## EXERCISE REQUIREMENTS
Restate, word for word, every line of the data.

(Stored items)
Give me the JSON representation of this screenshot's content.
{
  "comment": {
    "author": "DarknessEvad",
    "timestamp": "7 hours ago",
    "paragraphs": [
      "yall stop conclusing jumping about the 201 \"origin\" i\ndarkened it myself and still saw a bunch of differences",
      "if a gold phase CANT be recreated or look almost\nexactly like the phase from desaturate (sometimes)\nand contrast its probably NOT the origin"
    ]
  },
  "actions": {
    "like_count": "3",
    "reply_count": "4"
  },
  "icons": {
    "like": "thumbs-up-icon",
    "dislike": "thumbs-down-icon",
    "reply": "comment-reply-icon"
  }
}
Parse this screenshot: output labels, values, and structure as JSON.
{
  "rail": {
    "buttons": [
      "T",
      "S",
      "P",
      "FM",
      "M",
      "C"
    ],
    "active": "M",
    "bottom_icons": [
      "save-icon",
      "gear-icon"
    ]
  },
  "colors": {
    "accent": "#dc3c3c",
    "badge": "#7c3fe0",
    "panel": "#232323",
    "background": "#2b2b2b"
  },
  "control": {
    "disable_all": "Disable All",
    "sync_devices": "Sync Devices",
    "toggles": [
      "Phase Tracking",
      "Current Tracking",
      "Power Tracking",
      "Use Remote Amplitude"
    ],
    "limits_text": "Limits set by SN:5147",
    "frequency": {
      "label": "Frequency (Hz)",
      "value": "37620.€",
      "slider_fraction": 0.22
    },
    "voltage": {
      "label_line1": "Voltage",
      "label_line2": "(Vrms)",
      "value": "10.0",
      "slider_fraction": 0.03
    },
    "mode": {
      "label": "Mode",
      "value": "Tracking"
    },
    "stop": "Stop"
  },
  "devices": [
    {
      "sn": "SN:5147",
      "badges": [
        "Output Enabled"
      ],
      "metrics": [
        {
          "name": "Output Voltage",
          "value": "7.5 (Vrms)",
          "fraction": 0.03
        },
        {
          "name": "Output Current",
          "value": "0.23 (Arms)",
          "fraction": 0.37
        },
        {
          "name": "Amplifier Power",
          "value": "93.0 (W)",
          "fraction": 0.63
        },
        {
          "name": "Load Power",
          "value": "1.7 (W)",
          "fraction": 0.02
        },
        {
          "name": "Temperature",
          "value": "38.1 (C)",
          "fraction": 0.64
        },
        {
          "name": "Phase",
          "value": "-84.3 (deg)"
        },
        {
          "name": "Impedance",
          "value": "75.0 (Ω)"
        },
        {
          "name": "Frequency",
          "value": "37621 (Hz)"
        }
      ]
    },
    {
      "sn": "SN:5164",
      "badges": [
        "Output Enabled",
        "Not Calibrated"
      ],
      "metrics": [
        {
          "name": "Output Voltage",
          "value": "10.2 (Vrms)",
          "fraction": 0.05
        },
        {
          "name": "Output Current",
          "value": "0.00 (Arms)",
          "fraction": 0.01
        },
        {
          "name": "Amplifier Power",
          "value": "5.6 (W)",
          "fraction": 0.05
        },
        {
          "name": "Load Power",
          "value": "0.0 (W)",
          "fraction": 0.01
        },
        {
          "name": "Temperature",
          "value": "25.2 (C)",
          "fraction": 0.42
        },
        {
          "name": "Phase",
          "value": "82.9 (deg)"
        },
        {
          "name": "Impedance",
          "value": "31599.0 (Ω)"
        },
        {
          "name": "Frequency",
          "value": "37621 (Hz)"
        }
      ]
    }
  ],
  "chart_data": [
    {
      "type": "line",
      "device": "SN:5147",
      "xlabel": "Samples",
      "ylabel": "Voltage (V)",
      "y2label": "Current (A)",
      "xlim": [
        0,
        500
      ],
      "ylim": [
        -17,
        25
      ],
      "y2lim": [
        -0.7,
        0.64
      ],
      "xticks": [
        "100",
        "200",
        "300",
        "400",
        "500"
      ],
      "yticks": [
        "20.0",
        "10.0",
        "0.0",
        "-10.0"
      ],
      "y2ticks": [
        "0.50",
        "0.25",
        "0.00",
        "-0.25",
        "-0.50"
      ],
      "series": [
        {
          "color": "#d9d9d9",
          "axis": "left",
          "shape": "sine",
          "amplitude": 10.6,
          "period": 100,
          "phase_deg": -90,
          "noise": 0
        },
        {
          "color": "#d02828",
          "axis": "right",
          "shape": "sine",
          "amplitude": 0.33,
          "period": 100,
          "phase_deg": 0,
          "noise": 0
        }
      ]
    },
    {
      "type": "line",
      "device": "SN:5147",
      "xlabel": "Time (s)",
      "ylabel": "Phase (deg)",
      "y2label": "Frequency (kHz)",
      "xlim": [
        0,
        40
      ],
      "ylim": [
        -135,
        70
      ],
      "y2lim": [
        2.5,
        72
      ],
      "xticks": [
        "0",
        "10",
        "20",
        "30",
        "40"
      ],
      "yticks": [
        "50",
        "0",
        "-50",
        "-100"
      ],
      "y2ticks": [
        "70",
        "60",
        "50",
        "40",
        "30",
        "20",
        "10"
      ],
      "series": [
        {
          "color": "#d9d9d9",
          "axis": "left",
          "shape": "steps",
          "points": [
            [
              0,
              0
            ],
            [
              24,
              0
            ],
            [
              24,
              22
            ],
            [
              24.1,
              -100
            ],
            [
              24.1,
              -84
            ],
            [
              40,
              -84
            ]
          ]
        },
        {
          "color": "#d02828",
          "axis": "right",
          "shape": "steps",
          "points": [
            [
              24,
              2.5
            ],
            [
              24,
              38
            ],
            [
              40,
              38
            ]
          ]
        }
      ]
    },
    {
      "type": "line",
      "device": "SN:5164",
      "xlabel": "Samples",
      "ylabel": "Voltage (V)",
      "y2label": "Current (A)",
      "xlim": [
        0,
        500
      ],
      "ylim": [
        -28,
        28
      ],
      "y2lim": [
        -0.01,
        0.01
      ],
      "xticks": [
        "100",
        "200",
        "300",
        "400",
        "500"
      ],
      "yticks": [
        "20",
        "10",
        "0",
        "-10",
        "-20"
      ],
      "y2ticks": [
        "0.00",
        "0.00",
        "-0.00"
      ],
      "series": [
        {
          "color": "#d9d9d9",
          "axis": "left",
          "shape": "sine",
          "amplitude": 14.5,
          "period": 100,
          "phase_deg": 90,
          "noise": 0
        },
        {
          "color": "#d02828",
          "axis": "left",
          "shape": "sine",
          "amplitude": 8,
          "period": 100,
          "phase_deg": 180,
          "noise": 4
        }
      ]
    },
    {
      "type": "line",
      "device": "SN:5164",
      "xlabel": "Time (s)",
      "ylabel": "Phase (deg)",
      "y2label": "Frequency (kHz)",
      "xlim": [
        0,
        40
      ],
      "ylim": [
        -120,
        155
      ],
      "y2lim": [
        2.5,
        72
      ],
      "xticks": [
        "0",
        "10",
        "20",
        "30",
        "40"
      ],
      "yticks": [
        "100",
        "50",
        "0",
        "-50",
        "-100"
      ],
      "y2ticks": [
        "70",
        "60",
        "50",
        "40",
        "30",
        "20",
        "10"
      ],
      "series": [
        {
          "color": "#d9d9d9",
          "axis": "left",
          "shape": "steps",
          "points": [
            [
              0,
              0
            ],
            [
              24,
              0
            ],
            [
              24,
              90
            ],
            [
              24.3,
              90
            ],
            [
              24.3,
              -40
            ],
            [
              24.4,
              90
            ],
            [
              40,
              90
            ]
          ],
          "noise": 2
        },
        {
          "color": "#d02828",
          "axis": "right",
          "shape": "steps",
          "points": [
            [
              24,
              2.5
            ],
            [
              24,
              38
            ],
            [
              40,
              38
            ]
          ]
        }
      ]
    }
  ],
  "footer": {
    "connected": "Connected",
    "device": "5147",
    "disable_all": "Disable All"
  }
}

## FINISHED ANSWER
Give me the JSON representation of this screenshot's content.
{
  "comment": {
    "author": "DarknessEvad",
    "timestamp": "7 hours ago",
    "paragraphs": [
      "yall stop conclusing jumping about the 201 \"origin\" i\ndarkened it myself and still saw a bunch of differences",
      "if a gold phase CANT be recreated or look almost\nexactly like the phase from desaturate (sometimes)\nand contrast its probably NOT the origin"
    ]
  },
  "actions": {
    "like_count": "3",
    "reply_count": "4"
  },
  "icons": {
    "like": "thumbs-up-icon",
    "dislike": "thumbs-down-icon",
    "reply": "comment-reply-icon"
  }
}
Parse this screenshot: output labels, values, and structure as JSON.
{
  "rail": {
    "buttons": [
      "T",
      "S",
      "P",
      "FM",
      "M",
      "C"
    ],
    "active": "M",
    "bottom_icons": [
      "save-icon",
      "gear-icon"
    ]
  },
  "colors": {
    "accent": "#dc3c3c",
    "badge": "#7c3fe0",
    "panel": "#232323",
    "background": "#2b2b2b"
  },
  "control": {
    "disable_all": "Disable All",
    "sync_devices": "Sync Devices",
    "toggles": [
      "Phase Tracking",
      "Current Tracking",
      "Power Tracking",
      "Use Remote Amplitude"
    ],
    "limits_text": "Limits set by SN:5147",
    "frequency": {
      "label": "Frequency (Hz)",
      "value": "37620.€",
      "slider_fraction": 0.22
    },
    "voltage": {
      "label_line1": "Voltage",
      "label_line2": "(Vrms)",
      "value": "10.0",
      "slider_fraction": 0.03
    },
    "mode": {
      "label": "Mode",
      "value": "Tracking"
    },
    "stop": "Stop"
  },
  "devices": [
    {
      "sn": "SN:5147",
      "badges": [
        "Output Enabled"
      ],
      "metrics": [
        {
          "name": "Output Voltage",
          "value": "7.5 (Vrms)",
          "fraction": 0.03
        },
        {
          "name": "Output Current",
          "value": "0.23 (Arms)",
          "fraction": 0.37
        },
        {
          "name": "Amplifier Power",
          "value": "93.0 (W)",
          "fraction": 0.63
        },
        {
          "name": "Load Power",
          "value": "1.7 (W)",
          "fraction": 0.02
        },
        {
          "name": "Temperature",
          "value": "38.1 (C)",
          "fraction": 0.64
        },
        {
          "name": "Phase",
          "value": "-84.3 (deg)"
        },
        {
          "name": "Impedance",
          "value": "75.0 (Ω)"
        },
        {
          "name": "Frequency",
          "value": "37621 (Hz)"
        }
      ]
    },
    {
      "sn": "SN:5164",
      "badges": [
        "Output Enabled",
        "Not Calibrated"
      ],
      "metrics": [
        {
          "name": "Output Voltage",
          "value": "10.2 (Vrms)",
          "fraction": 0.05
        },
        {
          "name": "Output Current",
          "value": "0.00 (Arms)",
          "fraction": 0.01
        },
        {
          "name": "Amplifier Power",
          "value": "5.6 (W)",
          "fraction": 0.05
        },
        {
          "name": "Load Power",
          "value": "0.0 (W)",
          "fraction": 0.01
        },
        {
          "name": "Temperature",
          "value": "25.2 (C)",
          "fraction": 0.42
        },
        {
          "name": "Phase",
          "value": "82.9 (deg)"
        },
        {
          "name": "Impedance",
          "value": "31599.0 (Ω)"
        },
        {
          "name": "Frequency",
          "value": "37621 (Hz)"
        }
      ]
    }
  ],
  "chart_data": [
    {
      "type": "line",
      "device": "SN:5147",
      "xlabel": "Samples",
      "ylabel": "Voltage (V)",
      "y2label": "Current (A)",
      "xlim": [
        0,
        500
      ],
      "ylim": [
        -17,
        25
      ],
      "y2lim": [
        -0.7,
        0.64
      ],
      "xticks": [
        "100",
        "200",
        "300",
        "400",
        "500"
      ],
      "yticks": [
        "20.0",
        "10.0",
        "0.0",
        "-10.0"
      ],
      "y2ticks": [
        "0.50",
        "0.25",
        "0.00",
        "-0.25",
        "-0.50"
      ],
      "series": [
        {
          "color": "#d9d9d9",
          "axis": "left",
          "shape": "sine",
          "amplitude": 10.6,
          "period": 100,
          "phase_deg": -90,
          "noise": 0
        },
        {
          "color": "#d02828",
          "axis": "right",
          "shape": "sine",
          "amplitude": 0.33,
          "period": 100,
          "phase_deg": 0,
          "noise": 0
        }
      ]
    },
    {
      "type": "line",
      "device": "SN:5147",
      "xlabel": "Time (s)",
      "ylabel": "Phase (deg)",
      "y2label": "Frequency (kHz)",
      "xlim": [
        0,
        40
      ],
      "ylim": [
        -135,
        70
      ],
      "y2lim": [
        2.5,
        72
      ],
      "xticks": [
        "0",
        "10",
        "20",
        "30",
        "40"
      ],
      "yticks": [
        "50",
        "0",
        "-50",
        "-100"
      ],
      "y2ticks": [
        "70",
        "60",
        "50",
        "40",
        "30",
        "20",
        "10"
      ],
      "series": [
        {
          "color": "#d9d9d9",
          "axis": "left",
          "shape": "steps",
          "points": [
            [
              0,
              0
            ],
            [
              24,
              0
            ],
            [
              24,
              22
            ],
            [
              24.1,
              -100
            ],
            [
              24.1,
              -84
            ],
            [
              40,
              -84
            ]
          ]
        },
        {
          "color": "#d02828",
          "axis": "right",
          "shape": "steps",
          "points": [
            [
              24,
              2.5
            ],
            [
              24,
              38
            ],
            [
              40,
              38
            ]
          ]
        }
      ]
    },
    {
      "type": "line",
      "device": "SN:5164",
      "xlabel": "Samples",
      "ylabel": "Voltage (V)",
      "y2label": "Current (A)",
      "xlim": [
        0,
        500
      ],
      "ylim": [
        -28,
        28
      ],
      "y2lim": [
        -0.01,
        0.01
      ],
      "xticks": [
        "100",
        "200",
        "300",
        "400",
        "500"
      ],
      "yticks": [
        "20",
        "10",
        "0",
        "-10",
        "-20"
      ],
      "y2ticks": [
        "0.00",
        "0.00",
        "-0.00"
      ],
      "series": [
        {
          "color": "#d9d9d9",
          "axis": "left",
          "shape": "sine",
          "amplitude": 14.5,
          "period": 100,
          "phase_deg": 90,
          "noise": 0
        },
        {
          "color": "#d02828",
          "axis": "left",
          "shape": "sine",
          "amplitude": 8,
          "period": 100,
          "phase_deg": 180,
          "noise": 4
        }
      ]
    },
    {
      "type": "line",
      "device": "SN:5164",
      "xlabel": "Time (s)",
      "ylabel": "Phase (deg)",
      "y2label": "Frequency (kHz)",
      "xlim": [
        0,
        40
      ],
      "ylim": [
        -120,
        155
      ],
      "y2lim": [
        2.5,
        72
      ],
      "xticks": [
        "0",
        "10",
        "20",
        "30",
        "40"
      ],
      "yticks": [
        "100",
        "50",
        "0",
        "-50",
        "-100"
      ],
      "y2ticks": [
        "70",
        "60",
        "50",
        "40",
        "30",
        "20",
        "10"
      ],
      "series": [
        {
          "color": "#d9d9d9",
          "axis": "left",
          "shape": "steps",
          "points": [
            [
              0,
              0
            ],
            [
              24,
              0
            ],
            [
              24,
              90
            ],
            [
              24.3,
              90
            ],
            [
              24.3,
              -40
            ],
            [
              24.4,
              90
            ],
            [
              40,
              90
            ]
          ],
          "noise": 2
        },
        {
          "color": "#d02828",
          "axis": "right",
          "shape": "steps",
          "points": [
            [
              24,
              2.5
            ],
            [
              24,
              38
            ],
            [
              40,
              38
            ]
          ]
        }
      ]
    }
  ],
  "footer": {
    "connected": "Connected",
    "device": "5147",
    "disable_all": "Disable All"
  }
}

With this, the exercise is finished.